Check each line for the string "飞书项目" and give only the count of lines that have it.

→ DATA RECORDS
▽

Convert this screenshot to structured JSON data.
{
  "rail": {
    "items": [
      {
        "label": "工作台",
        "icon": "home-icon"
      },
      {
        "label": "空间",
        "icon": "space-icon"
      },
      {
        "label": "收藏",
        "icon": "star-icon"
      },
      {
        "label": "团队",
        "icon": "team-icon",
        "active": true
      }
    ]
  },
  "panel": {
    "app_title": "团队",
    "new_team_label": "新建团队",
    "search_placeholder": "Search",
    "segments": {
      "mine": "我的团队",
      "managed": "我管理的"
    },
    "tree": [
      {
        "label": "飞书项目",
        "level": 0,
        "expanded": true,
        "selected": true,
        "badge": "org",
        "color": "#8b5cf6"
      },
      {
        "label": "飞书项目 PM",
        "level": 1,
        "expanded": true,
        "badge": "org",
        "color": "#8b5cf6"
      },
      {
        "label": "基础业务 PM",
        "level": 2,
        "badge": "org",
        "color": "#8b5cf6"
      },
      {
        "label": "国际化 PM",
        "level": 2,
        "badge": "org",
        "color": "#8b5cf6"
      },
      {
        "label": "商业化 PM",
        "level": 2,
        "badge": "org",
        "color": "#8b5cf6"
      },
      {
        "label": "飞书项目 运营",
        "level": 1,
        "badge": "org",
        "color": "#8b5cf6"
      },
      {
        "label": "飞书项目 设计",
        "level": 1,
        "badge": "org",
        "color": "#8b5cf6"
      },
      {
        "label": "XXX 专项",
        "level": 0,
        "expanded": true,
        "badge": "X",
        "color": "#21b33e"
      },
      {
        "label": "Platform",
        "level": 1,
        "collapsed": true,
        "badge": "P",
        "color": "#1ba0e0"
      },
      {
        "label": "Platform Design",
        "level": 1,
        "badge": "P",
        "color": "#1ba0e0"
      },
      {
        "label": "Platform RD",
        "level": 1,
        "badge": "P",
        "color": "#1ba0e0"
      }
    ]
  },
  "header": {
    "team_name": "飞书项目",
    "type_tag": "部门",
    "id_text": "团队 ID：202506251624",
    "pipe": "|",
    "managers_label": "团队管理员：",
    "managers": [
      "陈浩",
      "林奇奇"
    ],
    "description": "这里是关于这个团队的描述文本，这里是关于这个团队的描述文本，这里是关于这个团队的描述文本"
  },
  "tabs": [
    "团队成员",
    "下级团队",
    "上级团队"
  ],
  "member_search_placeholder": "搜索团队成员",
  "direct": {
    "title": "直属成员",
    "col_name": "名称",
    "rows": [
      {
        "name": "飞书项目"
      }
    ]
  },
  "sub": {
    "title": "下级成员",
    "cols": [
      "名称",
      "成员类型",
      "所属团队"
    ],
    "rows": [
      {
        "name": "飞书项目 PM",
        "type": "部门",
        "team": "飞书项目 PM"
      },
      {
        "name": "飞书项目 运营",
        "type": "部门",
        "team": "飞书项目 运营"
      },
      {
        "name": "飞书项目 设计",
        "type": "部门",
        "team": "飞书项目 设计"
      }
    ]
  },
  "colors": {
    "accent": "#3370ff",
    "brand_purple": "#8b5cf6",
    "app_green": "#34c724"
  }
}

△

→ OUTPUT OF THE EXERCISE
12